▸ Problem
Locate each line of the material that contains "this", then return it.
>> START Information supplied
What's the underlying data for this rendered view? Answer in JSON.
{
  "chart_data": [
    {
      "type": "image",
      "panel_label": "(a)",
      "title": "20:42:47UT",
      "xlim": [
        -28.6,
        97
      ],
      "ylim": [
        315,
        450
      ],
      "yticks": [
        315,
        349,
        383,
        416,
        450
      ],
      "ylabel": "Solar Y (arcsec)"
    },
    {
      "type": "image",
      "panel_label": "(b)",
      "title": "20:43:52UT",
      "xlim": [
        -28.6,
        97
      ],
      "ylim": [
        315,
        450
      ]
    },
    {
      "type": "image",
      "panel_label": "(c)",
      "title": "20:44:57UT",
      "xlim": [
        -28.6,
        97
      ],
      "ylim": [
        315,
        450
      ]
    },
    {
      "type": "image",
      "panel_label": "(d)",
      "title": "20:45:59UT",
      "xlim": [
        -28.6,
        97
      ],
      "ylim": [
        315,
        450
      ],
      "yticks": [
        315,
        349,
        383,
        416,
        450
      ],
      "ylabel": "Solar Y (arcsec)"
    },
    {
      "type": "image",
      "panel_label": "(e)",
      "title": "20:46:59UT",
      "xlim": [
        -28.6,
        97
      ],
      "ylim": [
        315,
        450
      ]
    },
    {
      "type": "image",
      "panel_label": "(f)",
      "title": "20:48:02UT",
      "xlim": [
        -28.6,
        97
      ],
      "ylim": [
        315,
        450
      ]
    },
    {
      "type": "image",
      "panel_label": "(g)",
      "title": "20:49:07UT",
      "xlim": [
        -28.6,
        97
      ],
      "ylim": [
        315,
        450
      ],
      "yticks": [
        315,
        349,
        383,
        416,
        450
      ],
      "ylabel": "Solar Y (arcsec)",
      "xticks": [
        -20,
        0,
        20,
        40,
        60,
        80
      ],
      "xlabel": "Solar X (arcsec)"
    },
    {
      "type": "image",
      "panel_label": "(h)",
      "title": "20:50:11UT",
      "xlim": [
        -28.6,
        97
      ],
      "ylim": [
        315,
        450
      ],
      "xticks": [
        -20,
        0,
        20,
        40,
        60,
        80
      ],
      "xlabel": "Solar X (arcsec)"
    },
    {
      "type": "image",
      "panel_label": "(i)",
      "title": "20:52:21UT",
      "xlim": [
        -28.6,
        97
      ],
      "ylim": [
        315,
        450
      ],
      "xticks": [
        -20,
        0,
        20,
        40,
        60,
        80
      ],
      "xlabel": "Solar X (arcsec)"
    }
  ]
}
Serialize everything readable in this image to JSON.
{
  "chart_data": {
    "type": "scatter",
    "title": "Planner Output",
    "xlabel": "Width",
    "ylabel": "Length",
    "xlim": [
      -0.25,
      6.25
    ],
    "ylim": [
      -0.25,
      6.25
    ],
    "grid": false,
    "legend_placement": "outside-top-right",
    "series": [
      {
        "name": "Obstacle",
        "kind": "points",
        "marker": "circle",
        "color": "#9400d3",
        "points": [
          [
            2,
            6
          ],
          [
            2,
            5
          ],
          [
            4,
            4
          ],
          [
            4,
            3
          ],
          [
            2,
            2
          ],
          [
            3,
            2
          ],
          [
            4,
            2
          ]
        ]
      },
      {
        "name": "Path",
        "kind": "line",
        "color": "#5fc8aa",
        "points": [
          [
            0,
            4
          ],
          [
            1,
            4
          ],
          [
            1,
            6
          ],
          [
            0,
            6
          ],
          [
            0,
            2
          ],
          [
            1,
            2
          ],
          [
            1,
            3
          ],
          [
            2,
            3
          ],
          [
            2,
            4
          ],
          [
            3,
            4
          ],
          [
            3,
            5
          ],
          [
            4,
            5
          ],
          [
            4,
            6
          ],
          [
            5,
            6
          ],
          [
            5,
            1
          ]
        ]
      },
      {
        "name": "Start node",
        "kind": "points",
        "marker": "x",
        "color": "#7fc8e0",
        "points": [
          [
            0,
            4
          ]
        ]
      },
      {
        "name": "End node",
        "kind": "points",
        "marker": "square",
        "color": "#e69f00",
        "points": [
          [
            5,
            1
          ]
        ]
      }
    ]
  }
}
>> END Information supplied
▸ Output
What's the underlying data for this rendered view? Answer in JSON.
Serialize everything readable in this image to JSON.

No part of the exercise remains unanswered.